> [WHAT TO DO]: Count how many lines of the data include "NORTE". The answer is that number and nothing else.

-------- SUPPLIED ENTRIES

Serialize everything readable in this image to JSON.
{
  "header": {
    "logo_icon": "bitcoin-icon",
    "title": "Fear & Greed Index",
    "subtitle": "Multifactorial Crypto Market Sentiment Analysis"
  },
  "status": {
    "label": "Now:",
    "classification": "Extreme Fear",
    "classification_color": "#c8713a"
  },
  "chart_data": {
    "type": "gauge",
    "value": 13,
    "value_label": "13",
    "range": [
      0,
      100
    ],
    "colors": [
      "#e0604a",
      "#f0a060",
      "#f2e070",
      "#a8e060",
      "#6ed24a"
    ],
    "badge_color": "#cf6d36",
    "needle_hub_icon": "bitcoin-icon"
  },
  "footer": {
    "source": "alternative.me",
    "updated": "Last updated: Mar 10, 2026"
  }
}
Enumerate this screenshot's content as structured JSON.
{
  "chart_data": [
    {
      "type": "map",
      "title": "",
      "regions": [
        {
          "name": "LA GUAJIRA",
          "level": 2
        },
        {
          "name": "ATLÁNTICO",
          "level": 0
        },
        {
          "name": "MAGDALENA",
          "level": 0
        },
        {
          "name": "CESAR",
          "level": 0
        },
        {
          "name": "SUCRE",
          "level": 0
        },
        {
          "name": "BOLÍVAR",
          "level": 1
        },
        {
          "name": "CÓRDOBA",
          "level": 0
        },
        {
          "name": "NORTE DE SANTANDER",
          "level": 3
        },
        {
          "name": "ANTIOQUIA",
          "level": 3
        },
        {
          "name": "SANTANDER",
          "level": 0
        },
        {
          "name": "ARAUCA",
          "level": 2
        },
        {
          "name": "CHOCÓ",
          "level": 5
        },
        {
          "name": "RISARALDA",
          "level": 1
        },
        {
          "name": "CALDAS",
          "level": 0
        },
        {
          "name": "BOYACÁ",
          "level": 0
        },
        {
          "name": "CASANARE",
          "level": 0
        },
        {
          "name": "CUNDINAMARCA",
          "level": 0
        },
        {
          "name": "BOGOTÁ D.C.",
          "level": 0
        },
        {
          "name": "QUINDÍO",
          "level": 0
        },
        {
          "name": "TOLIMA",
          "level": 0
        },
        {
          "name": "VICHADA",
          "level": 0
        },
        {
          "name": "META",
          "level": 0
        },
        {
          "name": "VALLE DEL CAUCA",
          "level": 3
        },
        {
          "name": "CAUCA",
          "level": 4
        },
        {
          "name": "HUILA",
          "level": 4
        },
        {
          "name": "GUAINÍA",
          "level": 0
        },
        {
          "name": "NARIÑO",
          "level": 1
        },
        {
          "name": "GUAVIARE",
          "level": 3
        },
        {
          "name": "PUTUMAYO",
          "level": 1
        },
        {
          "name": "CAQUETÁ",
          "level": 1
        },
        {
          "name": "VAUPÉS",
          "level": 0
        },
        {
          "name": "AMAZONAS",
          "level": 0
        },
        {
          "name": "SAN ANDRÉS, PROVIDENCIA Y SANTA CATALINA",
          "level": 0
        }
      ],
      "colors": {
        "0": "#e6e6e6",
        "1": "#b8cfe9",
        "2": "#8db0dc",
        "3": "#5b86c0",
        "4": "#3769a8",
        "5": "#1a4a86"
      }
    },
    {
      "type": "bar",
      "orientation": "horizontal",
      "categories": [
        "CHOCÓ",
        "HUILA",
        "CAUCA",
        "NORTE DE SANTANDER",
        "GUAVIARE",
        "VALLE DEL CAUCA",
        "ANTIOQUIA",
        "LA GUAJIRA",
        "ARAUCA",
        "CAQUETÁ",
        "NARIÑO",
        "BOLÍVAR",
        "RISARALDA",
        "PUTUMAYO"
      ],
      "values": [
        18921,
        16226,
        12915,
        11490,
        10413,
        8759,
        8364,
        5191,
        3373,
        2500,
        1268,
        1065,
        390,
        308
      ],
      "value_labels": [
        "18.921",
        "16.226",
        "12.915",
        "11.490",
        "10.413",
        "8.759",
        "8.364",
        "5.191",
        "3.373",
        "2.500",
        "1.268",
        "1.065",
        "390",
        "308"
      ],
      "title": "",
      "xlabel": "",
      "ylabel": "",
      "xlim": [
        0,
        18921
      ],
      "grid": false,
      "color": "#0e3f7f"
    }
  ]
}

----------------

> [WRITTEN ANSWER]: 2